INFORMATION SUPPLIED:

::::

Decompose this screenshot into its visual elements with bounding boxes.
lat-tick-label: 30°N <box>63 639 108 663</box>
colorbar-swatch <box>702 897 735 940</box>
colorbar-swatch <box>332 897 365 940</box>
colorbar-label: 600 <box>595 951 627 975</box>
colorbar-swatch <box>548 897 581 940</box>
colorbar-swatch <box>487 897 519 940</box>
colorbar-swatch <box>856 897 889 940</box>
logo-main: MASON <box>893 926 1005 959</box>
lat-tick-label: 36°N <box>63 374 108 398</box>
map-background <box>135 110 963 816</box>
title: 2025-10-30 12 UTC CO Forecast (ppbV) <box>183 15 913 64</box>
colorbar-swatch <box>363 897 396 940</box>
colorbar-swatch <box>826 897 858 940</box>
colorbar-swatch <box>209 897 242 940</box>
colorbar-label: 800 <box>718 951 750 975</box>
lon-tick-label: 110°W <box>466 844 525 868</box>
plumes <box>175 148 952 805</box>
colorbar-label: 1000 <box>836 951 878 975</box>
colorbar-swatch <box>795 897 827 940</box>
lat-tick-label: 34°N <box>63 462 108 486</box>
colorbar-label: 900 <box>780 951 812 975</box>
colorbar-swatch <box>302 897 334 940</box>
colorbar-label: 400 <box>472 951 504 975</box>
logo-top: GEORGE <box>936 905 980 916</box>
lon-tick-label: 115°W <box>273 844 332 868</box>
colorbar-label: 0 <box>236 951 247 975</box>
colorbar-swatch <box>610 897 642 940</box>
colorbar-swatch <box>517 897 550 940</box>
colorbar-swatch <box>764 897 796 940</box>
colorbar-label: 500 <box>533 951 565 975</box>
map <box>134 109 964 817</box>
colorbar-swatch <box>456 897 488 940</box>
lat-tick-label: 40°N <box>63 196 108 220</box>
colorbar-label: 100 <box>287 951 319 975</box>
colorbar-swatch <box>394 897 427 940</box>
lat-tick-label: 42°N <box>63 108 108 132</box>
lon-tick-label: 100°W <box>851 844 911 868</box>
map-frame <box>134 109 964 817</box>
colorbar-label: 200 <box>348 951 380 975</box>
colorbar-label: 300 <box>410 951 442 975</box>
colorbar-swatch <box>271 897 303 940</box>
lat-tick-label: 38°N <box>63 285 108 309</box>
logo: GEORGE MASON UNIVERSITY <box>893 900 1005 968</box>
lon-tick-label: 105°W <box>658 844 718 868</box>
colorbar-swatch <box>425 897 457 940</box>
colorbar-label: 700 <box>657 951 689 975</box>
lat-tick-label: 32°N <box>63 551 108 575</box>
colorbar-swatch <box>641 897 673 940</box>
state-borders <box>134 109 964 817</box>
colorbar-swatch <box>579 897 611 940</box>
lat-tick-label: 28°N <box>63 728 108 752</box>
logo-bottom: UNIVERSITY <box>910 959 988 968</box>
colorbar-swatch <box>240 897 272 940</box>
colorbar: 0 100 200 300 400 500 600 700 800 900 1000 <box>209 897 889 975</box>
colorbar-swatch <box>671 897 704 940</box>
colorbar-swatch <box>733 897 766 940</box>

::::

PROBLEM REQUIREMENTS: Please find every line in the items above that contains the word "logo", treating case as significant, and copy each of those lines.

THE REPLY:
logo-main: MASON <box>893 926 1005 959</box>
logo-top: GEORGE <box>936 905 980 916</box>
logo: GEORGE MASON UNIVERSITY <box>893 900 1005 968</box>
logo-bottom: UNIVERSITY <box>910 959 988 968</box>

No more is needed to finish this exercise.